__Provided records__

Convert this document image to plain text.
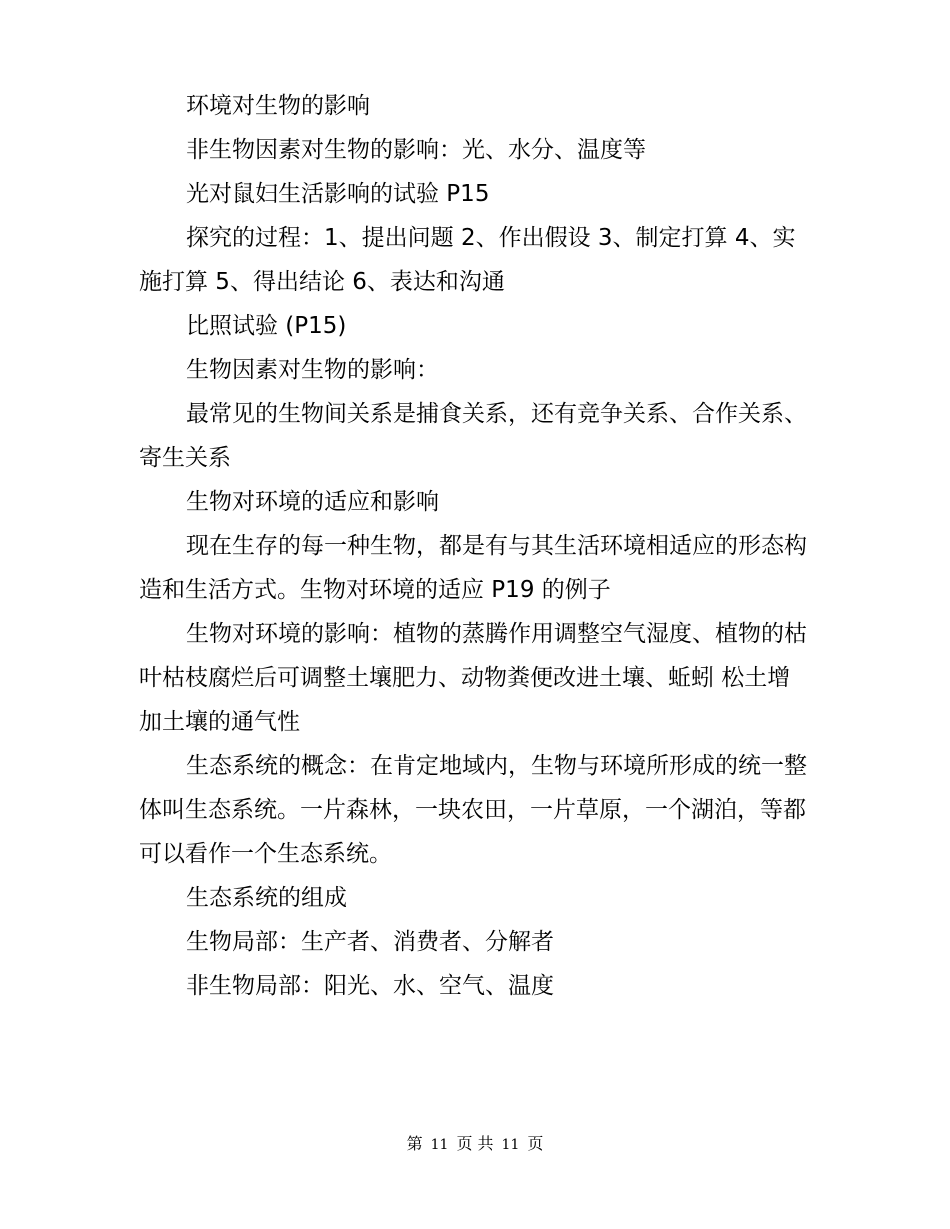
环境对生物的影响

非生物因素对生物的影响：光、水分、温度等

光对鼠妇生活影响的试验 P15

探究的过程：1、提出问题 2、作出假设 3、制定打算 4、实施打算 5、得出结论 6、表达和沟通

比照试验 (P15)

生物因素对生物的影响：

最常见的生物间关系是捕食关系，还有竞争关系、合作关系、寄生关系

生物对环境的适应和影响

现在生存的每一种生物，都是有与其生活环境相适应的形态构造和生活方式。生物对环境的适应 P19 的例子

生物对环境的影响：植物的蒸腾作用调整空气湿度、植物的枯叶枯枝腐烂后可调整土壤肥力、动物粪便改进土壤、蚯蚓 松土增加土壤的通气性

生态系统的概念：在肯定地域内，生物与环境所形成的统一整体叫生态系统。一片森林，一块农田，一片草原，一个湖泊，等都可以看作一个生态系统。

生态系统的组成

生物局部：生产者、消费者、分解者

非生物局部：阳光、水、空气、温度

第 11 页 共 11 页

---

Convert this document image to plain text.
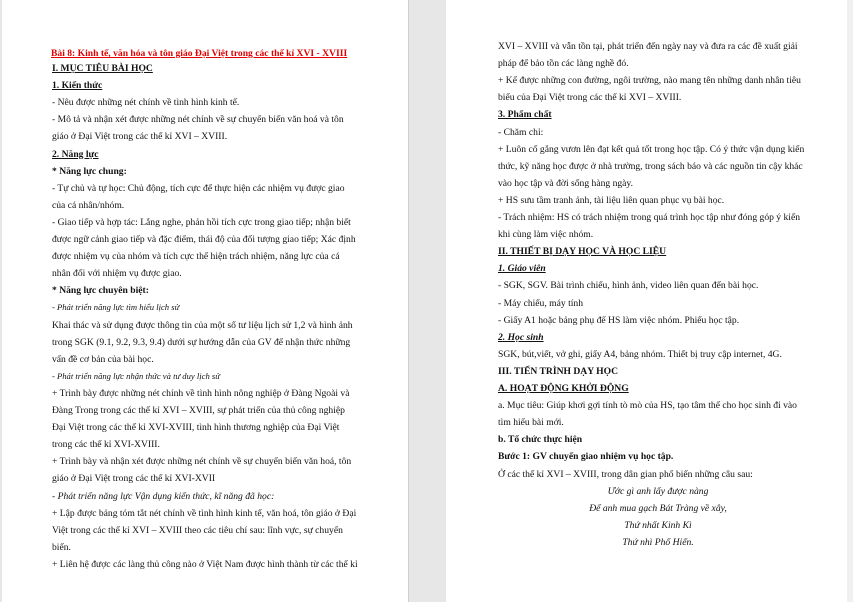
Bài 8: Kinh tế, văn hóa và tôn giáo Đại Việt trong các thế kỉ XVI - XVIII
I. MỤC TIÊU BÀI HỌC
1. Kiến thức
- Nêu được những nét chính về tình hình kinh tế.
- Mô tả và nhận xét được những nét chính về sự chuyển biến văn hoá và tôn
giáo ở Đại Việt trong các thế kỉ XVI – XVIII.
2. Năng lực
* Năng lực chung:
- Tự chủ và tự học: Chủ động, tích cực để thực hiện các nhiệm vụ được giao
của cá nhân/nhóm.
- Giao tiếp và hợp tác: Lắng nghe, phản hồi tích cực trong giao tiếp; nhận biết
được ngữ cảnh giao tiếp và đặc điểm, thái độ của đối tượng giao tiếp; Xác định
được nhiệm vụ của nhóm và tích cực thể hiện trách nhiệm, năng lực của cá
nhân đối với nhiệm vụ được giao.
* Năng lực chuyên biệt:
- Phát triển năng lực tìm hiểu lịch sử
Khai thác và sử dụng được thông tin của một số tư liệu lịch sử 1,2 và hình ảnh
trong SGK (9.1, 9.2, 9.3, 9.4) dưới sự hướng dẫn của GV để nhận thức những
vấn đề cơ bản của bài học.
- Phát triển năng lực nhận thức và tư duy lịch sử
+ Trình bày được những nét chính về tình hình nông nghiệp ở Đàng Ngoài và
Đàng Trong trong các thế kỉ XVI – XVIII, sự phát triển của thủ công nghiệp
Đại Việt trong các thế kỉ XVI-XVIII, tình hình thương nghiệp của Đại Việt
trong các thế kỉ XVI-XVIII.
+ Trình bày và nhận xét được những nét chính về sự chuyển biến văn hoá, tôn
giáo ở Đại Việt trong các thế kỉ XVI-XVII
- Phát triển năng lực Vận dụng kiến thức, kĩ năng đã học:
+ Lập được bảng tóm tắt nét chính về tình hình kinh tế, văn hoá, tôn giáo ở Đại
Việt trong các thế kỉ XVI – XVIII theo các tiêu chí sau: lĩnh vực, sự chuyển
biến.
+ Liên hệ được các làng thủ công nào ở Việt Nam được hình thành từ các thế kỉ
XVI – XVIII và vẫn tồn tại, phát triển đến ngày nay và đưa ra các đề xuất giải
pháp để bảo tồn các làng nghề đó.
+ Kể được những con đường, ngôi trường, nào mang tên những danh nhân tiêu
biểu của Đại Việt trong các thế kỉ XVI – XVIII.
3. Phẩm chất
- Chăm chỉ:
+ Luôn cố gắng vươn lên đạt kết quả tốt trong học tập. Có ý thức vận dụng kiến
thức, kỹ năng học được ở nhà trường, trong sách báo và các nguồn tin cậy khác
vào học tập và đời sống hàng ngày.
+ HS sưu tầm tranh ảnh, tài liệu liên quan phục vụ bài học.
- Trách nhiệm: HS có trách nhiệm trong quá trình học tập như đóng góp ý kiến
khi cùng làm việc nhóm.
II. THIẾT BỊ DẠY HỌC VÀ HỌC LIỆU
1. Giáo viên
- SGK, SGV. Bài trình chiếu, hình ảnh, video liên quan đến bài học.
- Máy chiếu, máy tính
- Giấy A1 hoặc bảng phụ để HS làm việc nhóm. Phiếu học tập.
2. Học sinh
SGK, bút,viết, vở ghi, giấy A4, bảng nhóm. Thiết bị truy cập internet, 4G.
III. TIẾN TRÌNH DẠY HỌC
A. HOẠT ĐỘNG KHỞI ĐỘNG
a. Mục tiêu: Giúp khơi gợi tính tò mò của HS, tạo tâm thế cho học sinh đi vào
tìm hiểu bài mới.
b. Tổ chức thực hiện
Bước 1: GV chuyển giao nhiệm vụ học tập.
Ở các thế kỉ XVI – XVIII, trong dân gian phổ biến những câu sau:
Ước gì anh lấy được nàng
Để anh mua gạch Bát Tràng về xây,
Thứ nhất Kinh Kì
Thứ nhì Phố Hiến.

__Work to do__
In the lines above, find each one with "chính" and list it.

__Task output__
- Nêu được những nét chính về tình hình kinh tế.
- Mô tả và nhận xét được những nét chính về sự chuyển biến văn hoá và tôn
+ Trình bày được những nét chính về tình hình nông nghiệp ở Đàng Ngoài và
+ Trình bày và nhận xét được những nét chính về sự chuyển biến văn hoá, tôn
+ Lập được bảng tóm tắt nét chính về tình hình kinh tế, văn hoá, tôn giáo ở Đại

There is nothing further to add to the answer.